**Your objective:** Please report every line from the material that contains the word "haar".

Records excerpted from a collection
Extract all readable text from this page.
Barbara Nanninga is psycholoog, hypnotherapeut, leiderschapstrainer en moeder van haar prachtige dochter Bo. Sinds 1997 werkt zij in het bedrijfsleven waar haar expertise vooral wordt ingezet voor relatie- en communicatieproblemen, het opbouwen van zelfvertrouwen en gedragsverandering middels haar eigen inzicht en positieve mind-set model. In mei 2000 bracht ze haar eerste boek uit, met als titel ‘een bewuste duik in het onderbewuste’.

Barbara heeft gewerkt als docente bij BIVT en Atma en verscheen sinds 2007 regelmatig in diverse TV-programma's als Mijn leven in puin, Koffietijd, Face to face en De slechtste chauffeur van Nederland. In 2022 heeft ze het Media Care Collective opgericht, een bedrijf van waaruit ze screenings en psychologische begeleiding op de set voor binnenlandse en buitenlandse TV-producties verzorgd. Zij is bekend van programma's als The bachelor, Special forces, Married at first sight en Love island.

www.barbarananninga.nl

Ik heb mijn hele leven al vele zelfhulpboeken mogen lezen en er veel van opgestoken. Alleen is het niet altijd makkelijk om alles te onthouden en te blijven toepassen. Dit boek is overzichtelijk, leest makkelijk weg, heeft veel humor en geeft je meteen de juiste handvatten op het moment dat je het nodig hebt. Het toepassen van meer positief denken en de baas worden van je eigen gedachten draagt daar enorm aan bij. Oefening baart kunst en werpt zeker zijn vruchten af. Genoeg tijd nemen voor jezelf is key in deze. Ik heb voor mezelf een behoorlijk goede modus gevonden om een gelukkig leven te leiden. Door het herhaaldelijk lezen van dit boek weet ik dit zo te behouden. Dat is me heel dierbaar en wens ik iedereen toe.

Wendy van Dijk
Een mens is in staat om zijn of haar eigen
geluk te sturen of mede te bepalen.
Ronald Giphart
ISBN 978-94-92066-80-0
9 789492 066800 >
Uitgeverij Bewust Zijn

**Complete output:**
Barbara Nanninga is psycholoog, hypnotherapeut, leiderschapstrainer en moeder van haar prachtige dochter Bo. Sinds 1997 werkt zij in het bedrijfsleven waar haar expertise vooral wordt ingezet voor relatie- en communicatieproblemen, het opbouwen van zelfvertrouwen en gedragsverandering middels haar eigen inzicht en positieve mind-set model. In mei 2000 bracht ze haar eerste boek uit, met als titel ‘een bewuste duik in het onderbewuste’.
Een mens is in staat om zijn of haar eigen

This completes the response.